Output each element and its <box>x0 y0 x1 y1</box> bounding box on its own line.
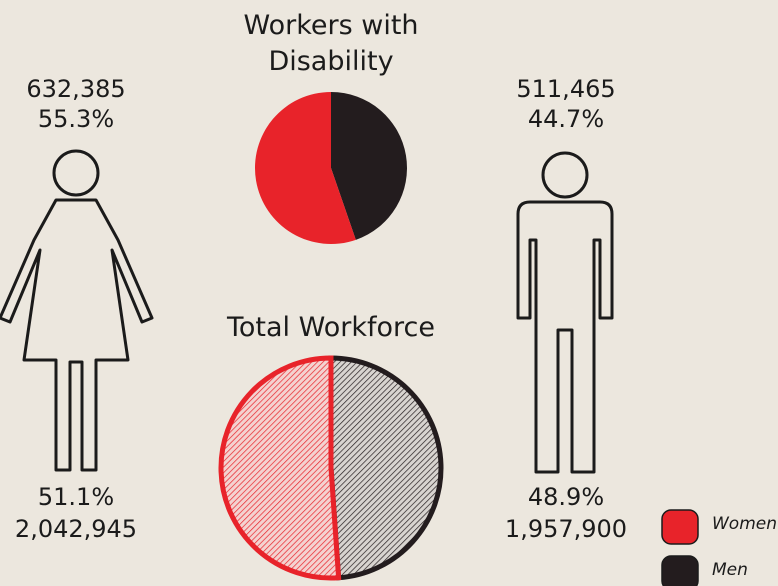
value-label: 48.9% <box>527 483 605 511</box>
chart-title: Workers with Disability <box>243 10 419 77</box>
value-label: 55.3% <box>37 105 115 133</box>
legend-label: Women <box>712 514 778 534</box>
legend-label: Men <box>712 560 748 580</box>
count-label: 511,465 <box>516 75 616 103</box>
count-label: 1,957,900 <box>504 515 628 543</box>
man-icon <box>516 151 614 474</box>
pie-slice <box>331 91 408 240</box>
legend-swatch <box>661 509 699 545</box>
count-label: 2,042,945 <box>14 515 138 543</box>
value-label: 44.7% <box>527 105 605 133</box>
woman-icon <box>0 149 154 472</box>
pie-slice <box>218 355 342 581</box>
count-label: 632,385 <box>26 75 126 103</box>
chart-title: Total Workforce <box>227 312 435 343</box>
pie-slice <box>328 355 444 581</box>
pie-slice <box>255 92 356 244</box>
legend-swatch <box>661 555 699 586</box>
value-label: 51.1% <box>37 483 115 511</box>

- Work instructions: Could you rewrite the data above with each "value-label" replaced by "percent-label", leaving everything else the same and the pictures out?

- Exercise response:
Output each element and its <box>x0 y0 x1 y1</box> bounding box on its own line.
percent-label: 48.9% <box>527 483 605 511</box>
chart-title: Workers with Disability <box>243 10 419 77</box>
percent-label: 55.3% <box>37 105 115 133</box>
legend-label: Women <box>712 514 778 534</box>
legend-label: Men <box>712 560 748 580</box>
count-label: 511,465 <box>516 75 616 103</box>
count-label: 1,957,900 <box>504 515 628 543</box>
man-icon <box>516 151 614 474</box>
pie-slice <box>331 91 408 240</box>
legend-swatch <box>661 509 699 545</box>
count-label: 2,042,945 <box>14 515 138 543</box>
percent-label: 44.7% <box>527 105 605 133</box>
woman-icon <box>0 149 154 472</box>
pie-slice <box>218 355 342 581</box>
count-label: 632,385 <box>26 75 126 103</box>
chart-title: Total Workforce <box>227 312 435 343</box>
pie-slice <box>328 355 444 581</box>
pie-slice <box>255 92 356 244</box>
legend-swatch <box>661 555 699 586</box>
percent-label: 51.1% <box>37 483 115 511</box>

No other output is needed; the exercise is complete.